§ Text extract:
..........

Down and Out Blues is the first LP record by American blues musician Sonny Boy Williamson. The album was released in 1959 by Checker Records (see 1959 in music).

The album was a compilation of Williamson's first singles for Checker, from "Don't Start Me to Talkin'" b/w "All My Love in Vain" through "Dissatisfied" b/w "Cross My Heart".

The album features many famous blues musicians backing Williamson, including Muddy Waters, Otis Spann, and Willie Dixon.

Recording 
The first session that Williamson recorded for Checker was on August 12, 1955 where he recorded "Don't Start Me to Talkin'" and "All My Love in Vain", which were released as a single a month later in September. On January 7, 1956 he recorded "Let Me Explain". The single "Keep It to Yourself" b/w "The Key (To Your Door)" was recorded on August 7, 1956. "Fattening Frogs for Snakes" b/w "I Don't Know" was recorded on February 6, 1957 and was released either in late May or early June. "99" was recorded on September 1, 1957 and was released as the B-side of "Born Blind" in late January or early February 1958. The single "Cross My Heart" b/w "Dissatisfied" was recorded at the same session. "Wake Up Baby" b/w "Your Funeral and My Trial" was the last song on Down and Out Blues to be recorded on March 27, 1958.

..........

[Dataset rows]
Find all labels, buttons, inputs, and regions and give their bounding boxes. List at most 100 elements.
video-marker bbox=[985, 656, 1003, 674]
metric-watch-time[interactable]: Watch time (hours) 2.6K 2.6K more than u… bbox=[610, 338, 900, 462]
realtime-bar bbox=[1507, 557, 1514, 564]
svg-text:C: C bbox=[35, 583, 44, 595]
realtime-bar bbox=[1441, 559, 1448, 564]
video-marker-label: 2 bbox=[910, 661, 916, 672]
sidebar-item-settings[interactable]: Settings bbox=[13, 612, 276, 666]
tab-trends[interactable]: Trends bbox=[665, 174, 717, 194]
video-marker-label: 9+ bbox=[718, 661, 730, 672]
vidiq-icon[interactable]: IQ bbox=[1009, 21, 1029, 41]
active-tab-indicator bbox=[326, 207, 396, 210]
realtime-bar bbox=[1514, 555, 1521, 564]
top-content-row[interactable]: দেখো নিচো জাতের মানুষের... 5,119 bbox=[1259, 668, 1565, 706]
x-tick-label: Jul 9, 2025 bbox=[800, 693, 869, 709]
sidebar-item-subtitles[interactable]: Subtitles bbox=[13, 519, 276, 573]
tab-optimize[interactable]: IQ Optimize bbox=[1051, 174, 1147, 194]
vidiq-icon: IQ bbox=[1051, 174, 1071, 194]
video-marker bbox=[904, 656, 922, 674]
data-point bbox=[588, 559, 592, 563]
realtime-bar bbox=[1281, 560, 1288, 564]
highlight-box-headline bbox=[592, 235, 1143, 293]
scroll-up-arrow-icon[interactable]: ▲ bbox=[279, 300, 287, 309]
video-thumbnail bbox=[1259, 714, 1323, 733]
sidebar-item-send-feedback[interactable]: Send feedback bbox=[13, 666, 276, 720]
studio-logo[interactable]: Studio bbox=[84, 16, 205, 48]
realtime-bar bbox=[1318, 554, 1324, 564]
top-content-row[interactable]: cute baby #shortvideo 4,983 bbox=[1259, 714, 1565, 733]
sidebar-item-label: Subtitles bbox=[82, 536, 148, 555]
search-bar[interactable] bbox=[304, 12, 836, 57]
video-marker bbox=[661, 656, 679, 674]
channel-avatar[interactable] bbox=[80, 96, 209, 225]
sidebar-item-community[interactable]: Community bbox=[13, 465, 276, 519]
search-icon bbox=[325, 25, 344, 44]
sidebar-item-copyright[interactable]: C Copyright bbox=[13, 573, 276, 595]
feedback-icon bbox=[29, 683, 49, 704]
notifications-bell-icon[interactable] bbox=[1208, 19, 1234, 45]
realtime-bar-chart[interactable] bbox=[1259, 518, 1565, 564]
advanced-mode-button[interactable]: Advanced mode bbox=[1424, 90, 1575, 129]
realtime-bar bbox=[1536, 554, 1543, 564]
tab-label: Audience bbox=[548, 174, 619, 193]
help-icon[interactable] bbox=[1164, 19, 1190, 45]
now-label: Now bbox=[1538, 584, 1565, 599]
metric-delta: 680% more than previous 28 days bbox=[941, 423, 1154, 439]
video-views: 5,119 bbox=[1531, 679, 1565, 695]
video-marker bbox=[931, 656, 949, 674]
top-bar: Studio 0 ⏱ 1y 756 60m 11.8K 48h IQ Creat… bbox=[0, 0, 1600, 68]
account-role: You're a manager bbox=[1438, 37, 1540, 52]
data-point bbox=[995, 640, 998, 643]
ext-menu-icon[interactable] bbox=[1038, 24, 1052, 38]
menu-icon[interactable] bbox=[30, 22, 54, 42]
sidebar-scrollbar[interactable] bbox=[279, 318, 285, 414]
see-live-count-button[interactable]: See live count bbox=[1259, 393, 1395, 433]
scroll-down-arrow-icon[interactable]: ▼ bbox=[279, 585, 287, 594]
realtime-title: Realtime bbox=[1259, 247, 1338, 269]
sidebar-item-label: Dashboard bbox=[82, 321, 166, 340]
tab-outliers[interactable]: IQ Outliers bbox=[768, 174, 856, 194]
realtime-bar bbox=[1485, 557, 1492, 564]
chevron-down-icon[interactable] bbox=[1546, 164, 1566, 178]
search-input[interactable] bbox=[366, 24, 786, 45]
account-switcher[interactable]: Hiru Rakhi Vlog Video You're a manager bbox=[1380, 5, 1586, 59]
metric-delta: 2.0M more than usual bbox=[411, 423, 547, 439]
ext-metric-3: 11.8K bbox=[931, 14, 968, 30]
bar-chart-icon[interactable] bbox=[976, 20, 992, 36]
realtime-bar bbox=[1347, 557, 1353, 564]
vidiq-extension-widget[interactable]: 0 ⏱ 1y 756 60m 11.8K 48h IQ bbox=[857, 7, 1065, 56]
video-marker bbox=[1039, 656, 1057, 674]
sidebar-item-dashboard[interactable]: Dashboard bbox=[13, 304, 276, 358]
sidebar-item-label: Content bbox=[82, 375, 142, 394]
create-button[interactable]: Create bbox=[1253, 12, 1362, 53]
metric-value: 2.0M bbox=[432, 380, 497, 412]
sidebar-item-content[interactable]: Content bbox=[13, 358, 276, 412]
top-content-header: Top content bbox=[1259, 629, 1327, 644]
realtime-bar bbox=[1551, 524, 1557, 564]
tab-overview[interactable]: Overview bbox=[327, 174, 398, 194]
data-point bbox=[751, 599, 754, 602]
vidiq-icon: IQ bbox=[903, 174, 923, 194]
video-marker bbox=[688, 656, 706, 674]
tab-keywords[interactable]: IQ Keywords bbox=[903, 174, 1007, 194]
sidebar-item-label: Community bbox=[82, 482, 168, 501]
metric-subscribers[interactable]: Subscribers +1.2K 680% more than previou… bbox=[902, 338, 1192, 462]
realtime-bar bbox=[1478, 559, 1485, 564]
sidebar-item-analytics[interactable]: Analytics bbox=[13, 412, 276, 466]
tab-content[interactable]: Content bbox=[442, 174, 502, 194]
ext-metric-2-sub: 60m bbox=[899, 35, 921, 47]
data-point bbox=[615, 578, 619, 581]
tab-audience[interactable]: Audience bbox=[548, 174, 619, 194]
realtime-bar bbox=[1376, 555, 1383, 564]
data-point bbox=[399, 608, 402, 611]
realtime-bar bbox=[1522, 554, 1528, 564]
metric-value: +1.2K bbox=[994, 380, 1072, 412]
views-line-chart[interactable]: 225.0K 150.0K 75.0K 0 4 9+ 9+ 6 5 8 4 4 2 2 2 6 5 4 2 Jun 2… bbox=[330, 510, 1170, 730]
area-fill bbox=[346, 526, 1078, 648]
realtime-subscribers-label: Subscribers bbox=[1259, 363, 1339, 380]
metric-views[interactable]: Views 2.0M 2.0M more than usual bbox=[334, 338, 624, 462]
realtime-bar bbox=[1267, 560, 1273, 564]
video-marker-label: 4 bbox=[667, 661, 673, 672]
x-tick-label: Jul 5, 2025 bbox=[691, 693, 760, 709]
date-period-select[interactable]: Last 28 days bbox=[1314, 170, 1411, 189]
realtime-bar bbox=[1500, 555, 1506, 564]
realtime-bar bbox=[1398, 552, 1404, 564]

..........

§ Short task 1:
Repeat the part of the Down and Out Blues text that opens with "Down and Out Blues is" and closes with "and Willie Dixon.", swapping "Checker" for "Chess" throughout.
§ Short task 2:
According to the Down and Out Blues text, on what date was "Fattening Frogs for Snakes" recorded?

§ Correct result 1:
Down and Out Blues is the first LP record by American blues musician Sonny Boy Williamson. The album was released in 1959 by Chess Records (see 1959 in music).

The album was a compilation of Williamson's first singles for Chess, from "Don't Start Me to Talkin'" b/w "All My Love in Vain" through "Dissatisfied" b/w "Cross My Heart".

The album features many famous blues musicians backing Williamson, including Muddy Waters, Otis Spann, and Willie Dixon.

§ Correct result 2:
February 6, 1957.